Exercise description |
Copy each line that has the string "name" somewhere in it.

## BEGIN Extracted information

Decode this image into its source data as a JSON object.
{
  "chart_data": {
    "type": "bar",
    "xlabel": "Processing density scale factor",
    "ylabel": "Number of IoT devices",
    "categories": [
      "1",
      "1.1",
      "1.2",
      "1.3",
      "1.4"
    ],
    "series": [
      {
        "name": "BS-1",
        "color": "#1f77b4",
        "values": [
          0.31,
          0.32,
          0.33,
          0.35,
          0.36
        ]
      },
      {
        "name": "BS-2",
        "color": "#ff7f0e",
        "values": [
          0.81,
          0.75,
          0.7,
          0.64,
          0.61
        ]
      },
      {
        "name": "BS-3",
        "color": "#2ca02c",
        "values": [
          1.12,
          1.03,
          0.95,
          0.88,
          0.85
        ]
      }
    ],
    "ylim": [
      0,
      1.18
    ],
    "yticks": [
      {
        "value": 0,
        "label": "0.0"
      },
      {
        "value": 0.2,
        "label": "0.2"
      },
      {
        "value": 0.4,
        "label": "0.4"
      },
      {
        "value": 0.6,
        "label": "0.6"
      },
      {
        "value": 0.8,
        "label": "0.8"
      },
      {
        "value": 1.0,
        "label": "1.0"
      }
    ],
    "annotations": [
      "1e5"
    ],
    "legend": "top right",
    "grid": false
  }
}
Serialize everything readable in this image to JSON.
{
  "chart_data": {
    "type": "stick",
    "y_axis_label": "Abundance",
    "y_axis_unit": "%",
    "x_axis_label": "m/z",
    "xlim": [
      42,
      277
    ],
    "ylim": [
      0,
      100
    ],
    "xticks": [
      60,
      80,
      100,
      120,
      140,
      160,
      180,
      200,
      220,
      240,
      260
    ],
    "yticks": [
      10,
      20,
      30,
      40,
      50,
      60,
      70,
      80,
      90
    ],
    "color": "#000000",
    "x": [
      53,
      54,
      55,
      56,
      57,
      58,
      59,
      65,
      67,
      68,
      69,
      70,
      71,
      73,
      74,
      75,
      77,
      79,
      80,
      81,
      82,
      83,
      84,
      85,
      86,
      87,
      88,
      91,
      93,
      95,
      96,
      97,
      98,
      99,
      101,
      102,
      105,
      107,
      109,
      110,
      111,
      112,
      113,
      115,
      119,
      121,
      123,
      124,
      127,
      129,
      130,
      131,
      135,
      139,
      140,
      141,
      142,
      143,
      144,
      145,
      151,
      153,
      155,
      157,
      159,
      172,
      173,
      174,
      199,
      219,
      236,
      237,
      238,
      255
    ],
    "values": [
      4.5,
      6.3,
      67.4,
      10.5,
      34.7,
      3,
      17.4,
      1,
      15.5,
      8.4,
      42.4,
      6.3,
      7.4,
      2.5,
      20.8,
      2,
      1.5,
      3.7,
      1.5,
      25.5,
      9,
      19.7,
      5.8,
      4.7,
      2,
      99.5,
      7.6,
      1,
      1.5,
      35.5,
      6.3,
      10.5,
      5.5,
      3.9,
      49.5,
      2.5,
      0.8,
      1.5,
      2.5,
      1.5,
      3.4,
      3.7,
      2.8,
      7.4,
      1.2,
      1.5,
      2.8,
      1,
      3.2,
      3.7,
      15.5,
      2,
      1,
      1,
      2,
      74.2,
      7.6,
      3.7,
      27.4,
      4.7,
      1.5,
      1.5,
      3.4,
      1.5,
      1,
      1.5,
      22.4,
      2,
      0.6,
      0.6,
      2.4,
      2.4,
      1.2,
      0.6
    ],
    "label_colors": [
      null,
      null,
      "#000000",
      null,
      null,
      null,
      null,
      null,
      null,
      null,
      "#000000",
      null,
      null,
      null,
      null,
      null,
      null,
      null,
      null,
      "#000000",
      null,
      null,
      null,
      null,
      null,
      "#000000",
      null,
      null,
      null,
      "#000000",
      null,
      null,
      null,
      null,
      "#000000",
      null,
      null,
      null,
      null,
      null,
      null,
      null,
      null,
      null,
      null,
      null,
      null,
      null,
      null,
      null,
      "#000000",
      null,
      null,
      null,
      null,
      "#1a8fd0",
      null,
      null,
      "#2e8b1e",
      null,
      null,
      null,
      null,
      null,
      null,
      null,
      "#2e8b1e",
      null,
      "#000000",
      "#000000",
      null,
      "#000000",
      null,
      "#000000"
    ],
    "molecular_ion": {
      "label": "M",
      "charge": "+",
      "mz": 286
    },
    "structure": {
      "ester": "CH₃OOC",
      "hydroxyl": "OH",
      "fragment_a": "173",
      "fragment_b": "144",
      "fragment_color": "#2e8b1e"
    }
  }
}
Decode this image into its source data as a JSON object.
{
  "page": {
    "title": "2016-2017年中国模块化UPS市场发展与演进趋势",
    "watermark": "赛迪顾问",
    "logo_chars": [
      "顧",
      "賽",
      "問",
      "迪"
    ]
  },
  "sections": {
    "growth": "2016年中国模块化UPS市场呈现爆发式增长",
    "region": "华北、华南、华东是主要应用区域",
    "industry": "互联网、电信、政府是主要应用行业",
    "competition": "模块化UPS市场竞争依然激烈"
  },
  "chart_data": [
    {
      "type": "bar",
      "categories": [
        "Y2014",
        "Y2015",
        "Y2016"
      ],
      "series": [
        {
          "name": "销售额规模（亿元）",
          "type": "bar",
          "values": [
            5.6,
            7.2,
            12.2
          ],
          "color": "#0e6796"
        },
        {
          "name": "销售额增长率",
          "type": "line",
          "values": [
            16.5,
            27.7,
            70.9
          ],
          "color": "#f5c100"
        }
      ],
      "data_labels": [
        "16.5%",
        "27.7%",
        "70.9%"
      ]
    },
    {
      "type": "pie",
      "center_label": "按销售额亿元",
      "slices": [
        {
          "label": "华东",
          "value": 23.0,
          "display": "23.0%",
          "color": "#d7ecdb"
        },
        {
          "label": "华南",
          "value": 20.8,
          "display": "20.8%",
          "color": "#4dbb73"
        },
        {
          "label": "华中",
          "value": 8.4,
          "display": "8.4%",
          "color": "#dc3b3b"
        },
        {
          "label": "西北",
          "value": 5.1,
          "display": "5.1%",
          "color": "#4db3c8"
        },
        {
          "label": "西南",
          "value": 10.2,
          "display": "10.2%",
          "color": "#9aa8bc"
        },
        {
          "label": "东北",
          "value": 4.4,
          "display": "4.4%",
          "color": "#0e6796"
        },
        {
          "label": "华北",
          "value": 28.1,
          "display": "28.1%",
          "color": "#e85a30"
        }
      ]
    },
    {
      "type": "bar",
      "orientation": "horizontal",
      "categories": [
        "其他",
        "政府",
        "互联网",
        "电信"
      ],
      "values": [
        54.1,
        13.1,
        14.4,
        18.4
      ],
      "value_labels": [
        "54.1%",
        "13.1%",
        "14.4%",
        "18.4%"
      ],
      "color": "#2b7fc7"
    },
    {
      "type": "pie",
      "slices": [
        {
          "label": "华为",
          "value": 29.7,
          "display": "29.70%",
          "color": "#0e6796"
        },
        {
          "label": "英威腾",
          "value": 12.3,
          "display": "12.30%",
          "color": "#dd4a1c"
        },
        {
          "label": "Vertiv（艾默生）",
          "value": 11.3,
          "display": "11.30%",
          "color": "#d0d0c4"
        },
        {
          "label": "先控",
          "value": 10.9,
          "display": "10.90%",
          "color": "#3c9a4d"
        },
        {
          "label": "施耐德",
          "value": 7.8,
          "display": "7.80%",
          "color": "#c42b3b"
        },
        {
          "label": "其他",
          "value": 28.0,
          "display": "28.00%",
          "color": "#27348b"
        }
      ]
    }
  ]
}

## END Extracted information

Answer for the task |
        "name": "BS-1",
        "name": "BS-2",
        "name": "BS-3",
          "name": "销售额规模（亿元）",
          "name": "销售额增长率",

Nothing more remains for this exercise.